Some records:
╭──
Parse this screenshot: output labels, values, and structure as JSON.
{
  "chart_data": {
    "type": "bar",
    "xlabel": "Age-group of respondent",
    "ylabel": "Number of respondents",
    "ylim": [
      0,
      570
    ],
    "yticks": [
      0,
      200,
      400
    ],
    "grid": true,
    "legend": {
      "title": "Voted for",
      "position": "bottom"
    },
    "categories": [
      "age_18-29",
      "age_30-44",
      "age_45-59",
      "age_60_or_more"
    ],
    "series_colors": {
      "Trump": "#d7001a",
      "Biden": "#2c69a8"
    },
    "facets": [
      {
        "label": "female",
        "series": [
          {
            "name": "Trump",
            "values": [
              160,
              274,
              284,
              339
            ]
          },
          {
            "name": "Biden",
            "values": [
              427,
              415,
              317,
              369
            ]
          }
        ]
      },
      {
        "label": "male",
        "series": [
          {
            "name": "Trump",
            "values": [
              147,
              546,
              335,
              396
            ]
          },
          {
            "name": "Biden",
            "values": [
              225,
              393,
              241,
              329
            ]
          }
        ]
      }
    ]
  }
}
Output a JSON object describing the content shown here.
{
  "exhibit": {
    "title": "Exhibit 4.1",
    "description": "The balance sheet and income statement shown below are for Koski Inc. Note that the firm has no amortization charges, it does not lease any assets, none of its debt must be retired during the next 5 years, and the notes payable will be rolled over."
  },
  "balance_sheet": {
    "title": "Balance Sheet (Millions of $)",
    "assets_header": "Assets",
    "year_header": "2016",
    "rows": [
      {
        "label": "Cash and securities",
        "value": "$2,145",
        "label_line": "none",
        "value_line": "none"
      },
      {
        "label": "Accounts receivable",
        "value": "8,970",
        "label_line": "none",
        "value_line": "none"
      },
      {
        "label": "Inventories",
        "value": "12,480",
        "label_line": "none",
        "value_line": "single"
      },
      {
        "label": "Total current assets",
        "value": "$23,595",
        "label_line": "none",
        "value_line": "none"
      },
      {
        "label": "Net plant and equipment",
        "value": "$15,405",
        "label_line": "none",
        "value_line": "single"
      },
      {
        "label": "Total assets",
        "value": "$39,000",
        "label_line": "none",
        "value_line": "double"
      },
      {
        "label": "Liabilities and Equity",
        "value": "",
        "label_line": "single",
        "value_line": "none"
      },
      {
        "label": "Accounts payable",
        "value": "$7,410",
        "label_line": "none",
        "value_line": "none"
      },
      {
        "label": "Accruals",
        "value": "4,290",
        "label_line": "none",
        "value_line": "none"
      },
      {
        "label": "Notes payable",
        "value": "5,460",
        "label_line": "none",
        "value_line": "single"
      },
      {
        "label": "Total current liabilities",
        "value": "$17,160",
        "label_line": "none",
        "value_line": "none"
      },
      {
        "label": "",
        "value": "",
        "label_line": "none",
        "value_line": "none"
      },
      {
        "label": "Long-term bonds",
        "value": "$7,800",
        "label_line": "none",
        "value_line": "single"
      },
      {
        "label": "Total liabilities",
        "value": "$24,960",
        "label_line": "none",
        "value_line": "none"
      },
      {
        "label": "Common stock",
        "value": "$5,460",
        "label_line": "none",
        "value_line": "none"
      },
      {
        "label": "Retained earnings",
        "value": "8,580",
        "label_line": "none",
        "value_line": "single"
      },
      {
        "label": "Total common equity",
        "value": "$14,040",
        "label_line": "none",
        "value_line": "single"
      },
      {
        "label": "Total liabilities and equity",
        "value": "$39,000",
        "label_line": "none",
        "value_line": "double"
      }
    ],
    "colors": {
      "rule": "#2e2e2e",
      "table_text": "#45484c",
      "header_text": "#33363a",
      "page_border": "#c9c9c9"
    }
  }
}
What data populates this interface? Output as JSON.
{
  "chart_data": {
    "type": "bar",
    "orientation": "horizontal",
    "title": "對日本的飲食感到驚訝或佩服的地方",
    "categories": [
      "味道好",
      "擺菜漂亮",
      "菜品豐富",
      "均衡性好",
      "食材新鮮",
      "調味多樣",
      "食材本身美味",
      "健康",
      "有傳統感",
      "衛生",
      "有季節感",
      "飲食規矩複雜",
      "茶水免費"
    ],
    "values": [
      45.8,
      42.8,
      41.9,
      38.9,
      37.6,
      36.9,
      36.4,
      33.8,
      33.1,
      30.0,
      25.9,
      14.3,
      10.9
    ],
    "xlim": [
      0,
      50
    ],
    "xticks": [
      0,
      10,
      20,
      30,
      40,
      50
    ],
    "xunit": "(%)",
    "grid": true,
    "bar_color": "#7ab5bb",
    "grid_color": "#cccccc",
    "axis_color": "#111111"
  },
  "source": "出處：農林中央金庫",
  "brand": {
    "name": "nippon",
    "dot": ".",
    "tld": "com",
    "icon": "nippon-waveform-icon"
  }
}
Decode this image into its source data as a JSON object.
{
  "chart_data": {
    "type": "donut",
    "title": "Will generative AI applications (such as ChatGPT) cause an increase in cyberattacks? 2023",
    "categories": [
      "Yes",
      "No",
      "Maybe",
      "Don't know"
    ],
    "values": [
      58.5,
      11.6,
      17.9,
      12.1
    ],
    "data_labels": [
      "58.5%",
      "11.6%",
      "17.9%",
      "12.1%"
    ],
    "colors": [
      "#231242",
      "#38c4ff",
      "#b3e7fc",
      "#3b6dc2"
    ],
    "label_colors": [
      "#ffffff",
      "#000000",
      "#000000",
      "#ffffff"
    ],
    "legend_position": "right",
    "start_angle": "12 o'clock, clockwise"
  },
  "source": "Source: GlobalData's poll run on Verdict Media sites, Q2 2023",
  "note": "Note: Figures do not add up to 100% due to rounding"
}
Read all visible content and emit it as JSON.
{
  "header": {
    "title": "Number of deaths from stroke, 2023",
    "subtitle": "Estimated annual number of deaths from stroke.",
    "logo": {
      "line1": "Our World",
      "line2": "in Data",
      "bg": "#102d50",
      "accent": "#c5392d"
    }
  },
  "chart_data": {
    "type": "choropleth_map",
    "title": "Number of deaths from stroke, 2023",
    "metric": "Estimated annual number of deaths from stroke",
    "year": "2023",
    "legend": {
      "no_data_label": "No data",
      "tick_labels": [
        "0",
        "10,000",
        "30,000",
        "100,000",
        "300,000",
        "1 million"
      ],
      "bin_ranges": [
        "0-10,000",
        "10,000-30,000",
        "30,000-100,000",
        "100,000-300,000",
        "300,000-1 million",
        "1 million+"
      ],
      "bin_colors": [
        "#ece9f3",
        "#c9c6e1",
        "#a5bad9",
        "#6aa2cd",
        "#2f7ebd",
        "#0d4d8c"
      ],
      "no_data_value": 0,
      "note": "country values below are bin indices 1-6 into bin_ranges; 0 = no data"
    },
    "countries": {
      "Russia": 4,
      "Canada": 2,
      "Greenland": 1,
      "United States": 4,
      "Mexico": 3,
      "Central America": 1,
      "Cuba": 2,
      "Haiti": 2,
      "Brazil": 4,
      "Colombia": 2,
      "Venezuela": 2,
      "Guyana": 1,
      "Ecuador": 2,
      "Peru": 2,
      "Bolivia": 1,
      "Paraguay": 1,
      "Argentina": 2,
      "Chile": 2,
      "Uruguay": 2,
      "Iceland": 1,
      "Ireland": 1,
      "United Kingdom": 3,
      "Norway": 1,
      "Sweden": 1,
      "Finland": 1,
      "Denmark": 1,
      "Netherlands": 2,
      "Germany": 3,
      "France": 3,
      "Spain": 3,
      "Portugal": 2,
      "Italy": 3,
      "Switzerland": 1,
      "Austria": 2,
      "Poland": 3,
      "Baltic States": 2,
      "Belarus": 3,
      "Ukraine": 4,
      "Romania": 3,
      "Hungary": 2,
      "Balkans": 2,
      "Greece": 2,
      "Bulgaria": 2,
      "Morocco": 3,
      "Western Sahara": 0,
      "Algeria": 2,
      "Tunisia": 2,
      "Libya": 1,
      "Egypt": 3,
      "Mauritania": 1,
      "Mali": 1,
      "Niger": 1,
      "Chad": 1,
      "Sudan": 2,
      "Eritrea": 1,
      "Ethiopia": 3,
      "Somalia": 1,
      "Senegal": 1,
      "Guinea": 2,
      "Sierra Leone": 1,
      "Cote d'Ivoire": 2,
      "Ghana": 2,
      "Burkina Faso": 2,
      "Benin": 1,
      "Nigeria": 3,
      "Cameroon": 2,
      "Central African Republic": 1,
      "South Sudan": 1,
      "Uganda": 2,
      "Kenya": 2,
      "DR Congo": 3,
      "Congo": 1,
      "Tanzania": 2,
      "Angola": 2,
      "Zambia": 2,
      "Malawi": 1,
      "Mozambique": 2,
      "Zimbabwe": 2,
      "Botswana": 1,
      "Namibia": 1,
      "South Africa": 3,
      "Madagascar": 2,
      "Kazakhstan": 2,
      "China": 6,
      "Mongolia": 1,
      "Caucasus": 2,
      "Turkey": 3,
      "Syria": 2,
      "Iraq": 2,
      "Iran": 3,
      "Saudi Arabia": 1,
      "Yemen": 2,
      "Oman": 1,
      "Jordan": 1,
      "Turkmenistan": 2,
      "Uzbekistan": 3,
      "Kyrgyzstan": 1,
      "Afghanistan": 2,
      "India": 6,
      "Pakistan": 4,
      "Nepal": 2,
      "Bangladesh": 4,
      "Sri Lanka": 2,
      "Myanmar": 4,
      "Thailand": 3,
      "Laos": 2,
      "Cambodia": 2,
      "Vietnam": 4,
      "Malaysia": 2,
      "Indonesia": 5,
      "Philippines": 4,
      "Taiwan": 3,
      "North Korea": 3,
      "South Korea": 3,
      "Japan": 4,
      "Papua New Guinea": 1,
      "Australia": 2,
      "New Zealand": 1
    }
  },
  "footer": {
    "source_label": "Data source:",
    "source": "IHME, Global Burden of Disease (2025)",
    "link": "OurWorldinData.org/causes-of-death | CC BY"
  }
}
╰──
From the records above, pull out each line that has "annual".

RESPONSE ::
    "subtitle": "Estimated annual number of deaths from stroke.",
    "metric": "Estimated annual number of deaths from stroke",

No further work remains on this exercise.